What makes Sagay an interesting character is not the jurisprudential quality of
the many things he has to say but the lack thereof. The other is his carriage
and demeanor which all together demonstrates a brazen contempt for the learned
justices of the Presidential Election Tribunal. Without doubt, Sagay’s true
intention is to intimidate and pre-empt the tribunal by recklessly opinionating
on why Atiku should win the case. What is more? Mr. Itse Sagay is an attorney of
record to boot, retained by Atiku in the same case in which he has abandoned the
privileged corridors of the tribunal for the allure of romancing the media with
his wild and hollow postulations that don’t mean much for rehabilitating a
petition that Atiku is losing by the day. Atiku is losing partly because of
Sagay’s tactless pastimes which, in the opinion of many trial lawyers, clearly
constitute ineffective assistance of counsel and flagrant violation of ethical
rules of conduct in many ramifications.
While Mr. Sagay occupies his attorney billable hours with pillorying Maurice Iwu/INEC
in the press and taunting the tribunal and President Yar’Adua, his client’s case
continues to suffer several setbacks that a little bit of legal research by
Sagay could have foreseen and averted. The tribunal hearing the petition against
Yar’Adua, as constituted, has the powers of a superior court, which includes the
broad powers to punish in contempt and to prevent pre-emption and unnecessary
distraction by an officer of the court and counsel of record who should know
better than engage in conduct deemed prejudicial to the proper administration of
justice. What makes it more troubling is that the NBA has chosen the path of
silence while Mr. Sagay continues to conduct himself in manners that are clearly
violative of established norms of professional behavior for an attorney of
record and of his standing at the bar. Every bar association in all democracies
– both emerging and advanced have clear rules barring counsels of record from
engaging in unguarded public utterances that might either hurt their client’s
interest or appear to be interfering with a decorous handling of the proceedings
still pending before a court. And the prestige and integrity of all bar
associations is largely judged by their ability and readiness to bring
discipline to bear on any erring member, otherwise overall professional
discipline may suffer in the long run.

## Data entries
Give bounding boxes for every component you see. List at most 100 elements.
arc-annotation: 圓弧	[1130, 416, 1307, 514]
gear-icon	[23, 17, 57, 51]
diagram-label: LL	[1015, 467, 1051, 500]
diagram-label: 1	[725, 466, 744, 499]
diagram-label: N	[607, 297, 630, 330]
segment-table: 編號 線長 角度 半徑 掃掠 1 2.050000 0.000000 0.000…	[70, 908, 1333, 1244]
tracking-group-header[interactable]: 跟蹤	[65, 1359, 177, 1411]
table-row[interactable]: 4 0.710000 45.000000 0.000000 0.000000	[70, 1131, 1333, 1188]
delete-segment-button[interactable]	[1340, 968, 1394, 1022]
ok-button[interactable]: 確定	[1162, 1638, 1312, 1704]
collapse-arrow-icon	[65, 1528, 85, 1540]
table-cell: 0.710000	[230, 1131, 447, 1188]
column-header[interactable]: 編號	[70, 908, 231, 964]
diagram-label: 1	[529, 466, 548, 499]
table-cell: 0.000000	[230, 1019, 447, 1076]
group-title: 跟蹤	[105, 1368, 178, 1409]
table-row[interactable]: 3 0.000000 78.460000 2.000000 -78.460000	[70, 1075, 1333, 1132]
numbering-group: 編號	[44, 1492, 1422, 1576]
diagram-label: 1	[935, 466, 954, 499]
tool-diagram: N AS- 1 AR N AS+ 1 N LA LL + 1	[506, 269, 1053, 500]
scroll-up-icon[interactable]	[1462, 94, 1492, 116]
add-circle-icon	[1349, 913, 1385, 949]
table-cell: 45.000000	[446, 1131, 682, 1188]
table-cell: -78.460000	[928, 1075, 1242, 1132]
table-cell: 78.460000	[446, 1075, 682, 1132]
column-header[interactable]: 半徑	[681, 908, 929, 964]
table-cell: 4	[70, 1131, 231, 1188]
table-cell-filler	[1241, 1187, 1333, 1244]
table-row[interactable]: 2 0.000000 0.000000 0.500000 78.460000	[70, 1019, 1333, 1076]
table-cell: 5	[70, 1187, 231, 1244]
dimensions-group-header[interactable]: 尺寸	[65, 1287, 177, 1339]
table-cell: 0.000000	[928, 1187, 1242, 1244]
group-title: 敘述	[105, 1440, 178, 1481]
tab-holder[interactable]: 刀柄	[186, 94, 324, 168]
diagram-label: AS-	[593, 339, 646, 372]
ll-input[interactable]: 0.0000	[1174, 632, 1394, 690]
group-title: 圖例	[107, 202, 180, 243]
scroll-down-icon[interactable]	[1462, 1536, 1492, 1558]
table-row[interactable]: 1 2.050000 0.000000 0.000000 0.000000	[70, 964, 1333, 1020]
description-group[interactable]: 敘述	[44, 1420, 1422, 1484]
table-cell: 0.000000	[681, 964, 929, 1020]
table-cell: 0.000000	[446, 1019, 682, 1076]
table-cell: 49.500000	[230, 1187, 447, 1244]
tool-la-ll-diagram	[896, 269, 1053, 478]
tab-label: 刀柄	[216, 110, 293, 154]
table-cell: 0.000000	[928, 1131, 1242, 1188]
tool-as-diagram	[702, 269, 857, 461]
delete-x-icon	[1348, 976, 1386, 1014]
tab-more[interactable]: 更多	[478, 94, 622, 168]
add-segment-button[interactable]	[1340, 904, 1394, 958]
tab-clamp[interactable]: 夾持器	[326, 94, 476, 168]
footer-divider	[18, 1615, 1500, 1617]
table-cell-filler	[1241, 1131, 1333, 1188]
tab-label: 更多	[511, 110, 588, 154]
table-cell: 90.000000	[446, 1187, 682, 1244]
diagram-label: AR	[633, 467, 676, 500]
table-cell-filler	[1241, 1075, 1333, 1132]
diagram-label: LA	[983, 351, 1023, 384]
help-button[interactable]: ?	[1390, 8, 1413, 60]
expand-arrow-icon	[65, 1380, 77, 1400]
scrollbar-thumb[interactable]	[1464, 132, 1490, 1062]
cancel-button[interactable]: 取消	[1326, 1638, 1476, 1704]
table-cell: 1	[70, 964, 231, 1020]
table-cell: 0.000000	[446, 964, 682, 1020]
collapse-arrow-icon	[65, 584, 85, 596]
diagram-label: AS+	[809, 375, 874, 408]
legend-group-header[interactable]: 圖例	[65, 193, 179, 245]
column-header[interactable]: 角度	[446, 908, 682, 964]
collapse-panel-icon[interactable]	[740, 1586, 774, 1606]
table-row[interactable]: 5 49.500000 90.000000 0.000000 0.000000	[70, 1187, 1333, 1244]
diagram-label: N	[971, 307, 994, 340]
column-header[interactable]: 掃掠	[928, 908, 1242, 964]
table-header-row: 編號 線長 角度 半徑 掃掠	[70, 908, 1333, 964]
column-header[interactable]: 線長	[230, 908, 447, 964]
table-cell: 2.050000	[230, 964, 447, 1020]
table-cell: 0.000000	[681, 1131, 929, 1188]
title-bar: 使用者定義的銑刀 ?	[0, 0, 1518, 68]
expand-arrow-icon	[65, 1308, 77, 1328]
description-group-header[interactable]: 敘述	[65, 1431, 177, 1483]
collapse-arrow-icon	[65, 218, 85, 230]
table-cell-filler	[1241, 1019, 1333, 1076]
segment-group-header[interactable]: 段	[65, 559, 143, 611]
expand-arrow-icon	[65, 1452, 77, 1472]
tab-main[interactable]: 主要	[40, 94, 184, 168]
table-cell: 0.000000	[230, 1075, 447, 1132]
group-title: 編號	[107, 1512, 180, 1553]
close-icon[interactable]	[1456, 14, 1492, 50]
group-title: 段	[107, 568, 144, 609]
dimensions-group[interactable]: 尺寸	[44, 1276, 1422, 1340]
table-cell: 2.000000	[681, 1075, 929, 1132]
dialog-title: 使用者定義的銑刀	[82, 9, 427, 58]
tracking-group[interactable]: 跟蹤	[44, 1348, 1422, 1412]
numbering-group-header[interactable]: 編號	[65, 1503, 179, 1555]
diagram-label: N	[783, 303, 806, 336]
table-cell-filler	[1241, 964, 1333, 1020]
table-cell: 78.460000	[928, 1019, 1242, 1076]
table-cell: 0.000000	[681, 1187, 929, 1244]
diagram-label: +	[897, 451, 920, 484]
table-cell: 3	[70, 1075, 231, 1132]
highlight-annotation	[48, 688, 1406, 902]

## Work to complete
Reproduce the opinion piece on Itse Sagay word for word, from start to finish. These rows have no connection to the opinion piece on Itse Sagay.

## Result of this task
What makes Sagay an interesting character is not the jurisprudential quality of
the many things he has to say but the lack thereof. The other is his carriage
and demeanor which all together demonstrates a brazen contempt for the learned
justices of the Presidential Election Tribunal. Without doubt, Sagay’s true
intention is to intimidate and pre-empt the tribunal by recklessly opinionating
on why Atiku should win the case. What is more? Mr. Itse Sagay is an attorney of
record to boot, retained by Atiku in the same case in which he has abandoned the
privileged corridors of the tribunal for the allure of romancing the media with
his wild and hollow postulations that don’t mean much for rehabilitating a
petition that Atiku is losing by the day. Atiku is losing partly because of
Sagay’s tactless pastimes which, in the opinion of many trial lawyers, clearly
constitute ineffective assistance of counsel and flagrant violation of ethical
rules of conduct in many ramifications.
While Mr. Sagay occupies his attorney billable hours with pillorying Maurice Iwu/INEC
in the press and taunting the tribunal and President Yar’Adua, his client’s case
continues to suffer several setbacks that a little bit of legal research by
Sagay could have foreseen and averted. The tribunal hearing the petition against
Yar’Adua, as constituted, has the powers of a superior court, which includes the
broad powers to punish in contempt and to prevent pre-emption and unnecessary
distraction by an officer of the court and counsel of record who should know
better than engage in conduct deemed prejudicial to the proper administration of
justice. What makes it more troubling is that the NBA has chosen the path of
silence while Mr. Sagay continues to conduct himself in manners that are clearly
violative of established norms of professional behavior for an attorney of
record and of his standing at the bar. Every bar association in all democracies
– both emerging and advanced have clear rules barring counsels of record from
engaging in unguarded public utterances that might either hurt their client’s
interest or appear to be interfering with a decorous handling of the proceedings
still pending before a court. And the prestige and integrity of all bar
associations is largely judged by their ability and readiness to bring
discipline to bear on any erring member, otherwise overall professional
discipline may suffer in the long run.